§ **AIM OF THE TASK**: Write out the records that appear below, verbatim and complete, but without pictures.

§ **SUPPLIED DATA**:
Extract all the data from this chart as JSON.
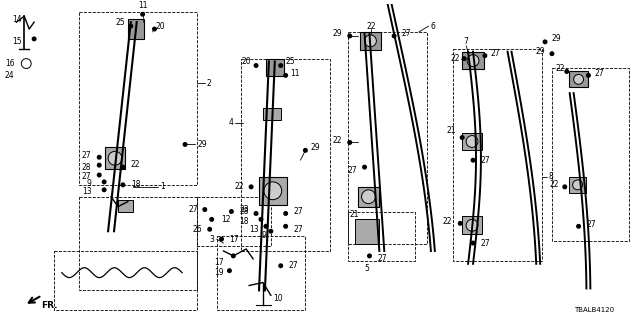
{
  "bg_color": "#ffffff",
  "diagram_id": "TBALB4120",
  "fig_width": 6.4,
  "fig_height": 3.2,
  "dpi": 100,
  "fs": 5.5
}
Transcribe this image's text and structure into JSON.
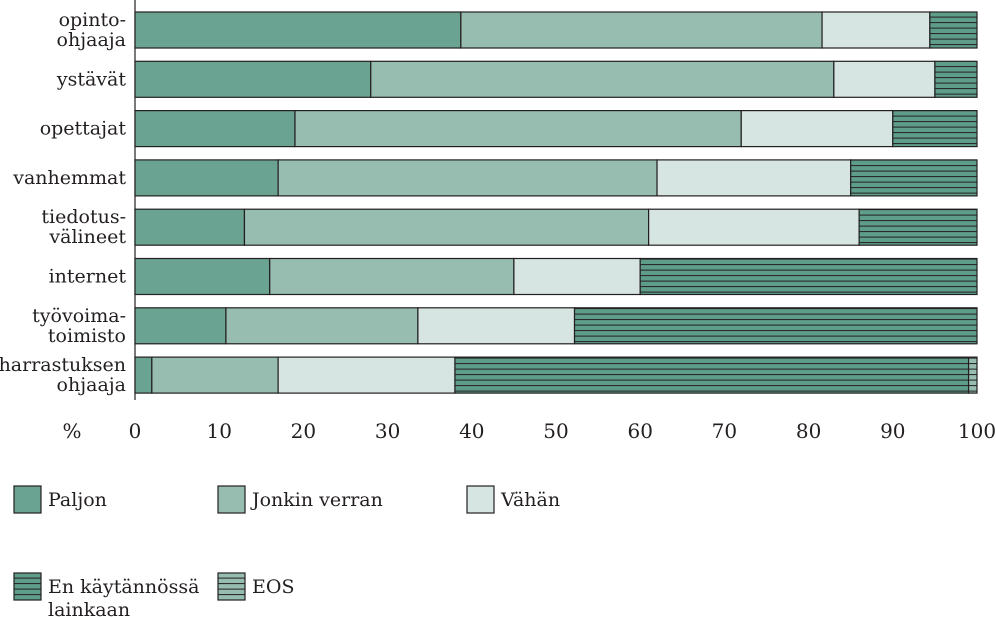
{
  "chart_data": {
    "type": "bar",
    "orientation": "horizontal",
    "stacked": true,
    "categories": [
      [
        "opinto-",
        "ohjaaja"
      ],
      [
        "ystävät"
      ],
      [
        "opettajat"
      ],
      [
        "vanhemmat"
      ],
      [
        "tiedotus-",
        "välineet"
      ],
      [
        "internet"
      ],
      [
        "työvoima-",
        "toimisto"
      ],
      [
        "harrastuksen",
        "ohjaaja"
      ]
    ],
    "series": [
      {
        "name": [
          "Paljon"
        ],
        "color": "#6ba393",
        "pattern": "none",
        "values": [
          38.7,
          28.0,
          19.0,
          17.0,
          13.0,
          16.0,
          10.8,
          2.0
        ]
      },
      {
        "name": [
          "Jonkin verran"
        ],
        "color": "#96bdb0",
        "pattern": "none",
        "values": [
          42.9,
          55.0,
          53.0,
          45.0,
          48.0,
          29.0,
          22.8,
          15.0
        ]
      },
      {
        "name": [
          "Vähän"
        ],
        "color": "#d6e5e1",
        "pattern": "none",
        "values": [
          12.8,
          12.0,
          18.0,
          23.0,
          25.0,
          15.0,
          18.6,
          21.0
        ]
      },
      {
        "name": [
          "En käytännössä",
          "lainkaan"
        ],
        "color": "#5f9d8b",
        "pattern": "hlines",
        "values": [
          5.6,
          5.0,
          10.0,
          15.0,
          14.0,
          40.0,
          47.8,
          61.0
        ]
      },
      {
        "name": [
          "EOS"
        ],
        "color": "#96bdb0",
        "pattern": "hlines",
        "values": [
          0,
          0,
          0,
          0,
          0,
          0,
          0,
          1.0
        ]
      }
    ],
    "x_unit_label": "%",
    "xlim": [
      0,
      100
    ],
    "xticks": [
      "0",
      "10",
      "20",
      "30",
      "40",
      "50",
      "60",
      "70",
      "80",
      "90",
      "100"
    ],
    "grid": false,
    "legend_position": "bottom"
  }
}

§ **RESULT**:
Extract all the data from this chart as JSON.
{
  "bg_color": "#ffffff",
  "diagram_id": "TBALB4120",
  "fig_width": 6.4,
  "fig_height": 3.2,
  "dpi": 100,
  "fs": 5.5
}
Transcribe this image's text and structure into JSON.
{
  "chart_data": {
    "type": "bar",
    "orientation": "horizontal",
    "stacked": true,
    "categories": [
      [
        "opinto-",
        "ohjaaja"
      ],
      [
        "ystävät"
      ],
      [
        "opettajat"
      ],
      [
        "vanhemmat"
      ],
      [
        "tiedotus-",
        "välineet"
      ],
      [
        "internet"
      ],
      [
        "työvoima-",
        "toimisto"
      ],
      [
        "harrastuksen",
        "ohjaaja"
      ]
    ],
    "series": [
      {
        "name": [
          "Paljon"
        ],
        "color": "#6ba393",
        "pattern": "none",
        "values": [
          38.7,
          28.0,
          19.0,
          17.0,
          13.0,
          16.0,
          10.8,
          2.0
        ]
      },
      {
        "name": [
          "Jonkin verran"
        ],
        "color": "#96bdb0",
        "pattern": "none",
        "values": [
          42.9,
          55.0,
          53.0,
          45.0,
          48.0,
          29.0,
          22.8,
          15.0
        ]
      },
      {
        "name": [
          "Vähän"
        ],
        "color": "#d6e5e1",
        "pattern": "none",
        "values": [
          12.8,
          12.0,
          18.0,
          23.0,
          25.0,
          15.0,
          18.6,
          21.0
        ]
      },
      {
        "name": [
          "En käytännössä",
          "lainkaan"
        ],
        "color": "#5f9d8b",
        "pattern": "hlines",
        "values": [
          5.6,
          5.0,
          10.0,
          15.0,
          14.0,
          40.0,
          47.8,
          61.0
        ]
      },
      {
        "name": [
          "EOS"
        ],
        "color": "#96bdb0",
        "pattern": "hlines",
        "values": [
          0,
          0,
          0,
          0,
          0,
          0,
          0,
          1.0
        ]
      }
    ],
    "x_unit_label": "%",
    "xlim": [
      0,
      100
    ],
    "xticks": [
      "0",
      "10",
      "20",
      "30",
      "40",
      "50",
      "60",
      "70",
      "80",
      "90",
      "100"
    ],
    "grid": false,
    "legend_position": "bottom"
  }
}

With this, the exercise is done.